(Stored data)
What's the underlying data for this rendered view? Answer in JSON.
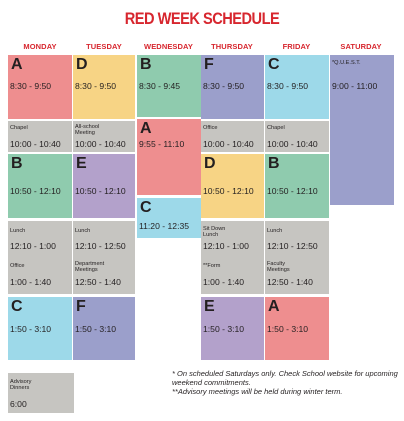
{
  "title": "RED WEEK SCHEDULE",
  "days": [
    "MONDAY",
    "TUESDAY",
    "WEDNESDAY",
    "THURSDAY",
    "FRIDAY",
    "SATURDAY"
  ],
  "colors": {
    "title": "#d7262e",
    "pink": "#ee8e8f",
    "yellow": "#f7d485",
    "green": "#8fcbae",
    "purple": "#b3a1cb",
    "blue": "#9dd9e9",
    "lavender": "#9b9fcb",
    "gray": "#c6c5c1"
  },
  "blocks": {
    "mon_a": {
      "letter": "A",
      "time": "8:30 - 9:50"
    },
    "tue_d": {
      "letter": "D",
      "time": "8:30 - 9:50"
    },
    "wed_b": {
      "letter": "B",
      "time": "8:30 - 9:45"
    },
    "thu_f": {
      "letter": "F",
      "time": "8:30 - 9:50"
    },
    "fri_c": {
      "letter": "C",
      "time": "8:30 - 9:50"
    },
    "sat_quest": {
      "label": "*Q.U.E.S.T.",
      "time": "9:00 - 11:00"
    },
    "mon_chapel": {
      "label": "Chapel",
      "time": "10:00 - 10:40"
    },
    "tue_meeting": {
      "label": "All-school\nMeeting",
      "time": "10:00 - 10:40"
    },
    "wed_a": {
      "letter": "A",
      "time": "9:55 - 11:10"
    },
    "thu_office": {
      "label": "Office",
      "time": "10:00 - 10:40"
    },
    "fri_chapel": {
      "label": "Chapel",
      "time": "10:00 - 10:40"
    },
    "mon_b": {
      "letter": "B",
      "time": "10:50 - 12:10"
    },
    "tue_e": {
      "letter": "E",
      "time": "10:50 - 12:10"
    },
    "wed_c": {
      "letter": "C",
      "time": "11:20 - 12:35"
    },
    "thu_d": {
      "letter": "D",
      "time": "10:50 - 12:10"
    },
    "fri_b": {
      "letter": "B",
      "time": "10:50 - 12:10"
    },
    "mon_lunch": {
      "label": "Lunch",
      "time": "12:10 - 1:00",
      "label2": "Office",
      "time2": "1:00 - 1:40"
    },
    "tue_lunch": {
      "label": "Lunch",
      "time": "12:10 - 12:50",
      "label2": "Department\nMeetings",
      "time2": "12:50 - 1:40"
    },
    "thu_lunch": {
      "label": "Sit Down\nLunch",
      "time": "12:10 - 1:00",
      "label2": "**Form",
      "time2": "1:00 - 1:40"
    },
    "fri_lunch": {
      "label": "Lunch",
      "time": "12:10 - 12:50",
      "label2": "Faculty\nMeetings",
      "time2": "12:50 - 1:40"
    },
    "mon_c": {
      "letter": "C",
      "time": "1:50 - 3:10"
    },
    "tue_f": {
      "letter": "F",
      "time": "1:50 - 3:10"
    },
    "thu_e": {
      "letter": "E",
      "time": "1:50 - 3:10"
    },
    "fri_a": {
      "letter": "A",
      "time": "1:50 - 3:10"
    },
    "advisory": {
      "label": "Advisory\nDinners",
      "time": "6:00"
    }
  },
  "notes": {
    "line1": "* On scheduled Saturdays only. Check School website for upcoming weekend commitments.",
    "line2": "**Advisory meetings will be held during winter term."
  }
}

Work instructions:
Each record above should be copied character for character, with pictures dropped.

Solution to the problem:
What's the underlying data for this rendered view? Answer in JSON.
{
  "title": "RED WEEK SCHEDULE",
  "days": [
    "MONDAY",
    "TUESDAY",
    "WEDNESDAY",
    "THURSDAY",
    "FRIDAY",
    "SATURDAY"
  ],
  "colors": {
    "title": "#d7262e",
    "pink": "#ee8e8f",
    "yellow": "#f7d485",
    "green": "#8fcbae",
    "purple": "#b3a1cb",
    "blue": "#9dd9e9",
    "lavender": "#9b9fcb",
    "gray": "#c6c5c1"
  },
  "blocks": {
    "mon_a": {
      "letter": "A",
      "time": "8:30 - 9:50"
    },
    "tue_d": {
      "letter": "D",
      "time": "8:30 - 9:50"
    },
    "wed_b": {
      "letter": "B",
      "time": "8:30 - 9:45"
    },
    "thu_f": {
      "letter": "F",
      "time": "8:30 - 9:50"
    },
    "fri_c": {
      "letter": "C",
      "time": "8:30 - 9:50"
    },
    "sat_quest": {
      "label": "*Q.U.E.S.T.",
      "time": "9:00 - 11:00"
    },
    "mon_chapel": {
      "label": "Chapel",
      "time": "10:00 - 10:40"
    },
    "tue_meeting": {
      "label": "All-school\nMeeting",
      "time": "10:00 - 10:40"
    },
    "wed_a": {
      "letter": "A",
      "time": "9:55 - 11:10"
    },
    "thu_office": {
      "label": "Office",
      "time": "10:00 - 10:40"
    },
    "fri_chapel": {
      "label": "Chapel",
      "time": "10:00 - 10:40"
    },
    "mon_b": {
      "letter": "B",
      "time": "10:50 - 12:10"
    },
    "tue_e": {
      "letter": "E",
      "time": "10:50 - 12:10"
    },
    "wed_c": {
      "letter": "C",
      "time": "11:20 - 12:35"
    },
    "thu_d": {
      "letter": "D",
      "time": "10:50 - 12:10"
    },
    "fri_b": {
      "letter": "B",
      "time": "10:50 - 12:10"
    },
    "mon_lunch": {
      "label": "Lunch",
      "time": "12:10 - 1:00",
      "label2": "Office",
      "time2": "1:00 - 1:40"
    },
    "tue_lunch": {
      "label": "Lunch",
      "time": "12:10 - 12:50",
      "label2": "Department\nMeetings",
      "time2": "12:50 - 1:40"
    },
    "thu_lunch": {
      "label": "Sit Down\nLunch",
      "time": "12:10 - 1:00",
      "label2": "**Form",
      "time2": "1:00 - 1:40"
    },
    "fri_lunch": {
      "label": "Lunch",
      "time": "12:10 - 12:50",
      "label2": "Faculty\nMeetings",
      "time2": "12:50 - 1:40"
    },
    "mon_c": {
      "letter": "C",
      "time": "1:50 - 3:10"
    },
    "tue_f": {
      "letter": "F",
      "time": "1:50 - 3:10"
    },
    "thu_e": {
      "letter": "E",
      "time": "1:50 - 3:10"
    },
    "fri_a": {
      "letter": "A",
      "time": "1:50 - 3:10"
    },
    "advisory": {
      "label": "Advisory\nDinners",
      "time": "6:00"
    }
  },
  "notes": {
    "line1": "* On scheduled Saturdays only. Check School website for upcoming weekend commitments.",
    "line2": "**Advisory meetings will be held during winter term."
  }
}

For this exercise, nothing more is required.